* [To be done]:
Please transcribe the data below exactly. Leave the pictures out.

#### Records for processing

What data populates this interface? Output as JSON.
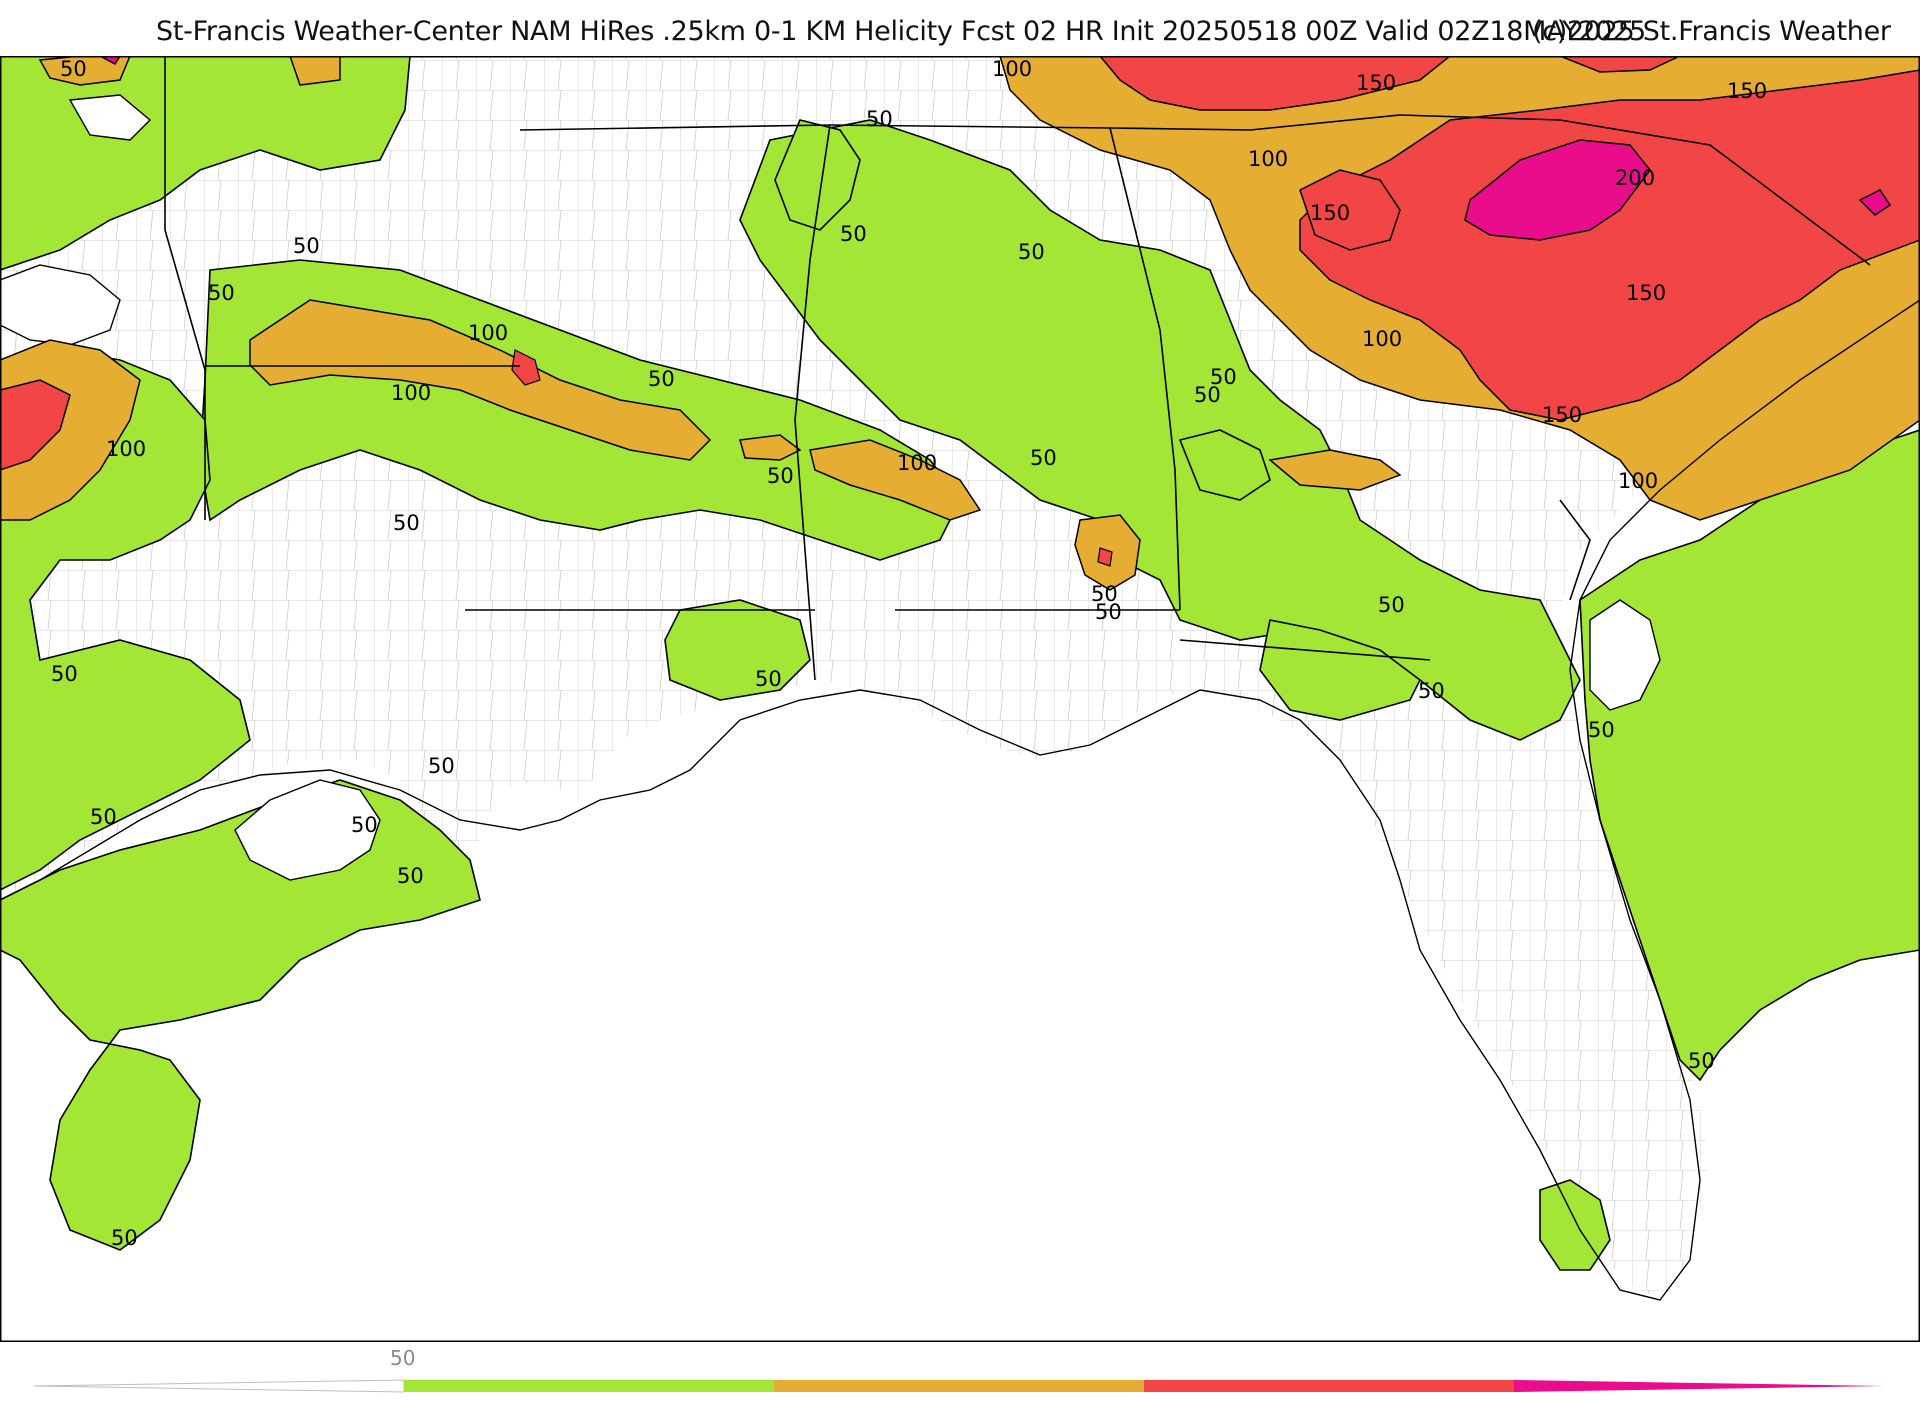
{
  "header": {
    "title": "St-Francis Weather-Center NAM HiRes .25km 0-1 KM Helicity Fcst 02 HR Init 20250518 00Z  Valid 02Z18MAY2025",
    "copyright": "(c)2025 St.Francis Weather"
  },
  "map": {
    "variable": "0-1 KM Helicity",
    "region": "US Gulf Coast / Southeast",
    "levels": [
      50,
      100,
      150,
      200
    ],
    "colors": {
      "level_50": "#a3e635",
      "level_100": "#e5ad31",
      "level_150": "#f24545",
      "level_200": "#e90d8b",
      "boundary": "#000000",
      "county": "#b5b5b5",
      "background": "#ffffff"
    },
    "contour_labels": [
      {
        "text": "50"
      },
      {
        "text": "50"
      },
      {
        "text": "50"
      },
      {
        "text": "50"
      },
      {
        "text": "50"
      },
      {
        "text": "50"
      },
      {
        "text": "50"
      },
      {
        "text": "50"
      },
      {
        "text": "50"
      },
      {
        "text": "50"
      },
      {
        "text": "50"
      },
      {
        "text": "50"
      },
      {
        "text": "50"
      },
      {
        "text": "50"
      },
      {
        "text": "50"
      },
      {
        "text": "50"
      },
      {
        "text": "50"
      },
      {
        "text": "50"
      },
      {
        "text": "50"
      },
      {
        "text": "50"
      },
      {
        "text": "50"
      },
      {
        "text": "50"
      },
      {
        "text": "50"
      },
      {
        "text": "50"
      },
      {
        "text": "50"
      },
      {
        "text": "100"
      },
      {
        "text": "100"
      },
      {
        "text": "100"
      },
      {
        "text": "100"
      },
      {
        "text": "100"
      },
      {
        "text": "100"
      },
      {
        "text": "100"
      },
      {
        "text": "100"
      },
      {
        "text": "150"
      },
      {
        "text": "150"
      },
      {
        "text": "150"
      },
      {
        "text": "150"
      },
      {
        "text": "150"
      },
      {
        "text": "200"
      }
    ]
  },
  "colorbar": {
    "label": "50",
    "segments": [
      {
        "color": "#a3e635"
      },
      {
        "color": "#e5ad31"
      },
      {
        "color": "#f24545"
      },
      {
        "color": "#e90d8b"
      }
    ]
  }
}
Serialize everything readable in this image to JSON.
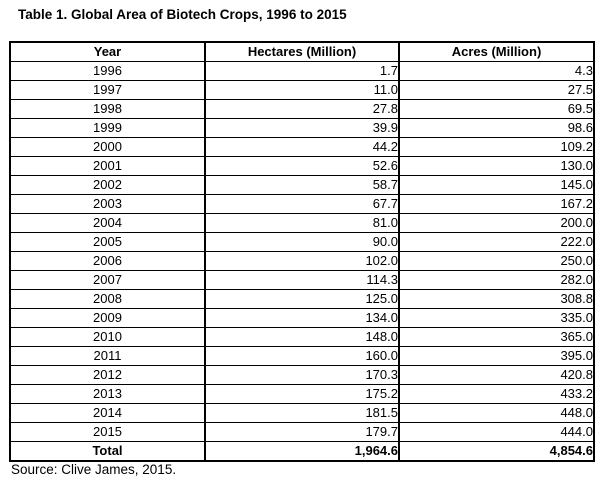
{
  "title": "Table 1. Global Area of Biotech Crops, 1996 to 2015",
  "table": {
    "columns": [
      "Year",
      "Hectares (Million)",
      "Acres (Million)"
    ],
    "rows": [
      [
        "1996",
        "1.7",
        "4.3"
      ],
      [
        "1997",
        "11.0",
        "27.5"
      ],
      [
        "1998",
        "27.8",
        "69.5"
      ],
      [
        "1999",
        "39.9",
        "98.6"
      ],
      [
        "2000",
        "44.2",
        "109.2"
      ],
      [
        "2001",
        "52.6",
        "130.0"
      ],
      [
        "2002",
        "58.7",
        "145.0"
      ],
      [
        "2003",
        "67.7",
        "167.2"
      ],
      [
        "2004",
        "81.0",
        "200.0"
      ],
      [
        "2005",
        "90.0",
        "222.0"
      ],
      [
        "2006",
        "102.0",
        "250.0"
      ],
      [
        "2007",
        "114.3",
        "282.0"
      ],
      [
        "2008",
        "125.0",
        "308.8"
      ],
      [
        "2009",
        "134.0",
        "335.0"
      ],
      [
        "2010",
        "148.0",
        "365.0"
      ],
      [
        "2011",
        "160.0",
        "395.0"
      ],
      [
        "2012",
        "170.3",
        "420.8"
      ],
      [
        "2013",
        "175.2",
        "433.2"
      ],
      [
        "2014",
        "181.5",
        "448.0"
      ],
      [
        "2015",
        "179.7",
        "444.0"
      ]
    ],
    "total_row": [
      "Total",
      "1,964.6",
      "4,854.6"
    ]
  },
  "source": "Source: Clive James, 2015.",
  "colors": {
    "text": "#000000",
    "border": "#000000",
    "background": "#ffffff"
  },
  "chart_data": {
    "type": "table",
    "title": "Table 1. Global Area of Biotech Crops, 1996 to 2015",
    "categories": [
      "1996",
      "1997",
      "1998",
      "1999",
      "2000",
      "2001",
      "2002",
      "2003",
      "2004",
      "2005",
      "2006",
      "2007",
      "2008",
      "2009",
      "2010",
      "2011",
      "2012",
      "2013",
      "2014",
      "2015"
    ],
    "series": [
      {
        "name": "Hectares (Million)",
        "values": [
          1.7,
          11.0,
          27.8,
          39.9,
          44.2,
          52.6,
          58.7,
          67.7,
          81.0,
          90.0,
          102.0,
          114.3,
          125.0,
          134.0,
          148.0,
          160.0,
          170.3,
          175.2,
          181.5,
          179.7
        ],
        "total": 1964.6
      },
      {
        "name": "Acres (Million)",
        "values": [
          4.3,
          27.5,
          69.5,
          98.6,
          109.2,
          130.0,
          145.0,
          167.2,
          200.0,
          222.0,
          250.0,
          282.0,
          308.8,
          335.0,
          365.0,
          395.0,
          420.8,
          433.2,
          448.0,
          444.0
        ],
        "total": 4854.6
      }
    ],
    "source": "Source: Clive James, 2015."
  }
}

########

* [Correct output]:
What data populates this interface? Output as JSON.
{
  "header": {
    "title": "St-Francis Weather-Center NAM HiRes .25km 0-1 KM Helicity Fcst 02 HR Init 20250518 00Z  Valid 02Z18MAY2025",
    "copyright": "(c)2025 St.Francis Weather"
  },
  "map": {
    "variable": "0-1 KM Helicity",
    "region": "US Gulf Coast / Southeast",
    "levels": [
      50,
      100,
      150,
      200
    ],
    "colors": {
      "level_50": "#a3e635",
      "level_100": "#e5ad31",
      "level_150": "#f24545",
      "level_200": "#e90d8b",
      "boundary": "#000000",
      "county": "#b5b5b5",
      "background": "#ffffff"
    },
    "contour_labels": [
      {
        "text": "50"
      },
      {
        "text": "50"
      },
      {
        "text": "50"
      },
      {
        "text": "50"
      },
      {
        "text": "50"
      },
      {
        "text": "50"
      },
      {
        "text": "50"
      },
      {
        "text": "50"
      },
      {
        "text": "50"
      },
      {
        "text": "50"
      },
      {
        "text": "50"
      },
      {
        "text": "50"
      },
      {
        "text": "50"
      },
      {
        "text": "50"
      },
      {
        "text": "50"
      },
      {
        "text": "50"
      },
      {
        "text": "50"
      },
      {
        "text": "50"
      },
      {
        "text": "50"
      },
      {
        "text": "50"
      },
      {
        "text": "50"
      },
      {
        "text": "50"
      },
      {
        "text": "50"
      },
      {
        "text": "50"
      },
      {
        "text": "50"
      },
      {
        "text": "100"
      },
      {
        "text": "100"
      },
      {
        "text": "100"
      },
      {
        "text": "100"
      },
      {
        "text": "100"
      },
      {
        "text": "100"
      },
      {
        "text": "100"
      },
      {
        "text": "100"
      },
      {
        "text": "150"
      },
      {
        "text": "150"
      },
      {
        "text": "150"
      },
      {
        "text": "150"
      },
      {
        "text": "150"
      },
      {
        "text": "200"
      }
    ]
  },
  "colorbar": {
    "label": "50",
    "segments": [
      {
        "color": "#a3e635"
      },
      {
        "color": "#e5ad31"
      },
      {
        "color": "#f24545"
      },
      {
        "color": "#e90d8b"
      }
    ]
  }
}
Serialize everything readable in this image to JSON.
{
  "title": "Table 1. Global Area of Biotech Crops, 1996 to 2015",
  "table": {
    "columns": [
      "Year",
      "Hectares (Million)",
      "Acres (Million)"
    ],
    "rows": [
      [
        "1996",
        "1.7",
        "4.3"
      ],
      [
        "1997",
        "11.0",
        "27.5"
      ],
      [
        "1998",
        "27.8",
        "69.5"
      ],
      [
        "1999",
        "39.9",
        "98.6"
      ],
      [
        "2000",
        "44.2",
        "109.2"
      ],
      [
        "2001",
        "52.6",
        "130.0"
      ],
      [
        "2002",
        "58.7",
        "145.0"
      ],
      [
        "2003",
        "67.7",
        "167.2"
      ],
      [
        "2004",
        "81.0",
        "200.0"
      ],
      [
        "2005",
        "90.0",
        "222.0"
      ],
      [
        "2006",
        "102.0",
        "250.0"
      ],
      [
        "2007",
        "114.3",
        "282.0"
      ],
      [
        "2008",
        "125.0",
        "308.8"
      ],
      [
        "2009",
        "134.0",
        "335.0"
      ],
      [
        "2010",
        "148.0",
        "365.0"
      ],
      [
        "2011",
        "160.0",
        "395.0"
      ],
      [
        "2012",
        "170.3",
        "420.8"
      ],
      [
        "2013",
        "175.2",
        "433.2"
      ],
      [
        "2014",
        "181.5",
        "448.0"
      ],
      [
        "2015",
        "179.7",
        "444.0"
      ]
    ],
    "total_row": [
      "Total",
      "1,964.6",
      "4,854.6"
    ]
  },
  "source": "Source: Clive James, 2015.",
  "colors": {
    "text": "#000000",
    "border": "#000000",
    "background": "#ffffff"
  },
  "chart_data": {
    "type": "table",
    "title": "Table 1. Global Area of Biotech Crops, 1996 to 2015",
    "categories": [
      "1996",
      "1997",
      "1998",
      "1999",
      "2000",
      "2001",
      "2002",
      "2003",
      "2004",
      "2005",
      "2006",
      "2007",
      "2008",
      "2009",
      "2010",
      "2011",
      "2012",
      "2013",
      "2014",
      "2015"
    ],
    "series": [
      {
        "name": "Hectares (Million)",
        "values": [
          1.7,
          11.0,
          27.8,
          39.9,
          44.2,
          52.6,
          58.7,
          67.7,
          81.0,
          90.0,
          102.0,
          114.3,
          125.0,
          134.0,
          148.0,
          160.0,
          170.3,
          175.2,
          181.5,
          179.7
        ],
        "total": 1964.6
      },
      {
        "name": "Acres (Million)",
        "values": [
          4.3,
          27.5,
          69.5,
          98.6,
          109.2,
          130.0,
          145.0,
          167.2,
          200.0,
          222.0,
          250.0,
          282.0,
          308.8,
          335.0,
          365.0,
          395.0,
          420.8,
          433.2,
          448.0,
          444.0
        ],
        "total": 4854.6
      }
    ],
    "source": "Source: Clive James, 2015."
  }
}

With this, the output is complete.